> GOAL
Your task is to copy the listing exactly. Drop any pictures from the copy.

> ENTRIES SUPPLIED
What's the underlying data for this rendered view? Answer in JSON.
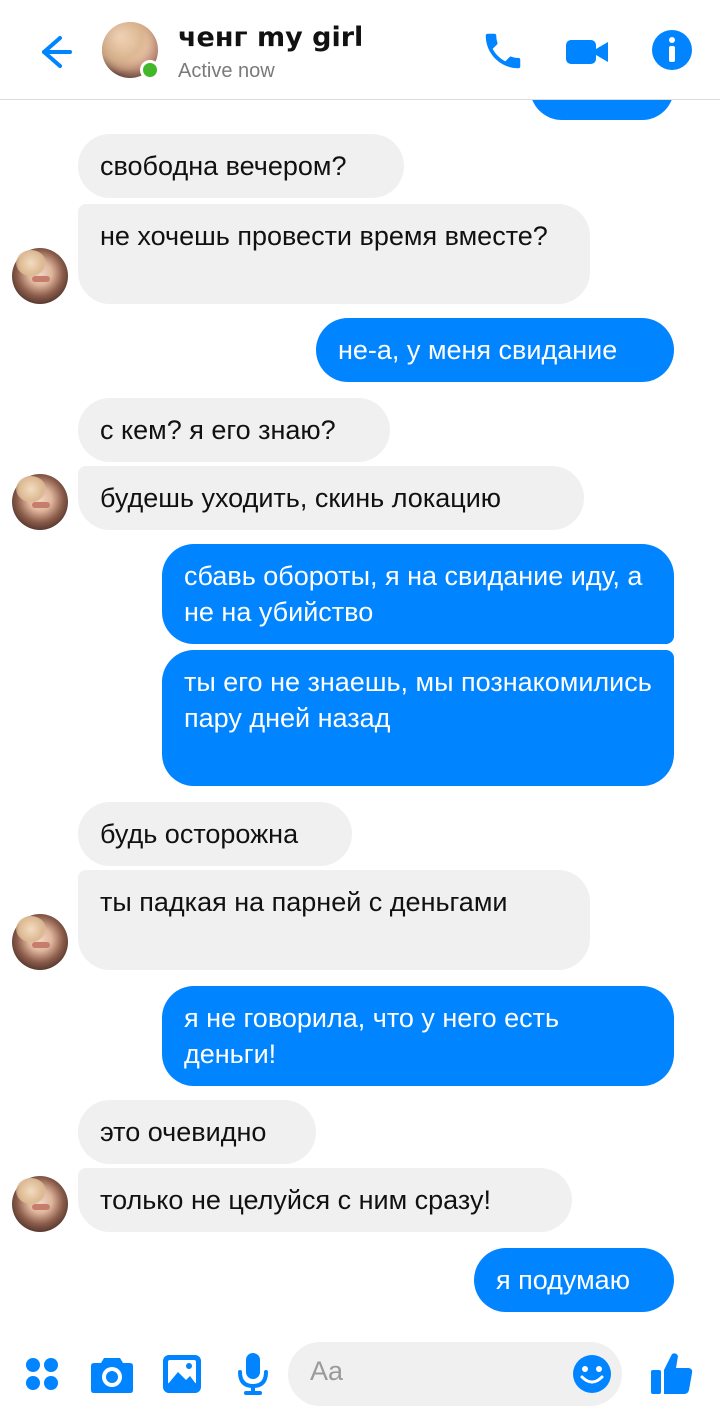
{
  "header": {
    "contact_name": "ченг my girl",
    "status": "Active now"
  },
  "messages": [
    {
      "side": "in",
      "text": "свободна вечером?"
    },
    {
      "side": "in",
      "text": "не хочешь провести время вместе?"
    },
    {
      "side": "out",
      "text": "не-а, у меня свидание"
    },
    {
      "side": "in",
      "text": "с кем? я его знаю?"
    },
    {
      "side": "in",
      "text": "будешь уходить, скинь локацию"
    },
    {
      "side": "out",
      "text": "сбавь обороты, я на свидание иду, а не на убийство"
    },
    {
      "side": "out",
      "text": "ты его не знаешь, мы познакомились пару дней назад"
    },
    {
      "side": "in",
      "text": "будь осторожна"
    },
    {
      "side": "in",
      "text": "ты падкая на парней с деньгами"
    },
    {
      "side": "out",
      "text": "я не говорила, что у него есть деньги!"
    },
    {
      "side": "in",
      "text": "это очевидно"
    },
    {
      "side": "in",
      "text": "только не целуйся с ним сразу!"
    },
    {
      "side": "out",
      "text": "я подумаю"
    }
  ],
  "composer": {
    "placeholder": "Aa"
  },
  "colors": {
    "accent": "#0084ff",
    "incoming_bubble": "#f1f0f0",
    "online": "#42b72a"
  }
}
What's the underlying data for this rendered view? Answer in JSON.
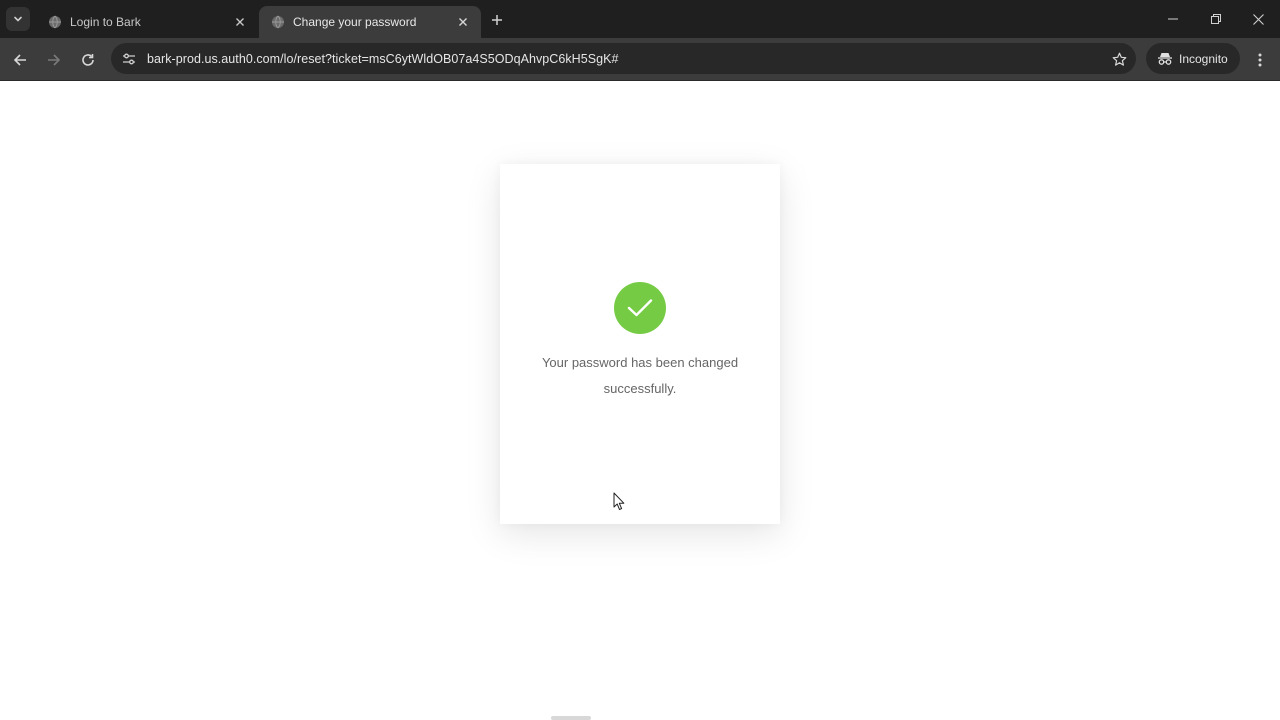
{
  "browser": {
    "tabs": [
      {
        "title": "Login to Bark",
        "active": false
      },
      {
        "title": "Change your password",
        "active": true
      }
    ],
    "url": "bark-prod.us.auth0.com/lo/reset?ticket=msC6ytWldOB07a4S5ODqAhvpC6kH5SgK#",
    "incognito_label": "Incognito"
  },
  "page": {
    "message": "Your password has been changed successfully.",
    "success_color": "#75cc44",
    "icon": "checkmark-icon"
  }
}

> SOLUTION BELOW
What's the underlying data for this rendered view? Answer in JSON.
{
  "header": {
    "contact_name": "ченг my girl",
    "status": "Active now"
  },
  "messages": [
    {
      "side": "in",
      "text": "свободна вечером?"
    },
    {
      "side": "in",
      "text": "не хочешь провести время вместе?"
    },
    {
      "side": "out",
      "text": "не-а, у меня свидание"
    },
    {
      "side": "in",
      "text": "с кем? я его знаю?"
    },
    {
      "side": "in",
      "text": "будешь уходить, скинь локацию"
    },
    {
      "side": "out",
      "text": "сбавь обороты, я на свидание иду, а не на убийство"
    },
    {
      "side": "out",
      "text": "ты его не знаешь, мы познакомились пару дней назад"
    },
    {
      "side": "in",
      "text": "будь осторожна"
    },
    {
      "side": "in",
      "text": "ты падкая на парней с деньгами"
    },
    {
      "side": "out",
      "text": "я не говорила, что у него есть деньги!"
    },
    {
      "side": "in",
      "text": "это очевидно"
    },
    {
      "side": "in",
      "text": "только не целуйся с ним сразу!"
    },
    {
      "side": "out",
      "text": "я подумаю"
    }
  ],
  "composer": {
    "placeholder": "Aa"
  },
  "colors": {
    "accent": "#0084ff",
    "incoming_bubble": "#f1f0f0",
    "online": "#42b72a"
  }
}
What's the underlying data for this rendered view? Answer in JSON.
{
  "browser": {
    "tabs": [
      {
        "title": "Login to Bark",
        "active": false
      },
      {
        "title": "Change your password",
        "active": true
      }
    ],
    "url": "bark-prod.us.auth0.com/lo/reset?ticket=msC6ytWldOB07a4S5ODqAhvpC6kH5SgK#",
    "incognito_label": "Incognito"
  },
  "page": {
    "message": "Your password has been changed successfully.",
    "success_color": "#75cc44",
    "icon": "checkmark-icon"
  }
}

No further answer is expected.